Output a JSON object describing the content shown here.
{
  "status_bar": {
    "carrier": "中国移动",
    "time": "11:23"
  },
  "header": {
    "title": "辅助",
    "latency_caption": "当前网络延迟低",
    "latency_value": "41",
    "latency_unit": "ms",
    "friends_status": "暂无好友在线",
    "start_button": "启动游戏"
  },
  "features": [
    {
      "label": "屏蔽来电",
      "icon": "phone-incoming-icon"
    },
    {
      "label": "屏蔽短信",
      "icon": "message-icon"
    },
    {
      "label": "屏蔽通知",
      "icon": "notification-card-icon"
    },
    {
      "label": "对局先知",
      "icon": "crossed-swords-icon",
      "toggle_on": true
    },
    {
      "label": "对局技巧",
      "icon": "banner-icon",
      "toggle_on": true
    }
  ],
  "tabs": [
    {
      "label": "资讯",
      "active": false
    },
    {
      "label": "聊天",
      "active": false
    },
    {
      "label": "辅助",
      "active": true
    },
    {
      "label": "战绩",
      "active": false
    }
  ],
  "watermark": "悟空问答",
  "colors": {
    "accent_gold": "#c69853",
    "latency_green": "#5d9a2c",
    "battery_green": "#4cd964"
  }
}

┄┄┄┄┄┄

:: What the exercise asks ::
Copy each record from above exactly, and include every line.

:: Answer to this problem ::
Output a JSON object describing the content shown here.
{
  "status_bar": {
    "carrier": "中国移动",
    "time": "11:23"
  },
  "header": {
    "title": "辅助",
    "latency_caption": "当前网络延迟低",
    "latency_value": "41",
    "latency_unit": "ms",
    "friends_status": "暂无好友在线",
    "start_button": "启动游戏"
  },
  "features": [
    {
      "label": "屏蔽来电",
      "icon": "phone-incoming-icon"
    },
    {
      "label": "屏蔽短信",
      "icon": "message-icon"
    },
    {
      "label": "屏蔽通知",
      "icon": "notification-card-icon"
    },
    {
      "label": "对局先知",
      "icon": "crossed-swords-icon",
      "toggle_on": true
    },
    {
      "label": "对局技巧",
      "icon": "banner-icon",
      "toggle_on": true
    }
  ],
  "tabs": [
    {
      "label": "资讯",
      "active": false
    },
    {
      "label": "聊天",
      "active": false
    },
    {
      "label": "辅助",
      "active": true
    },
    {
      "label": "战绩",
      "active": false
    }
  ],
  "watermark": "悟空问答",
  "colors": {
    "accent_gold": "#c69853",
    "latency_green": "#5d9a2c",
    "battery_green": "#4cd964"
  }
}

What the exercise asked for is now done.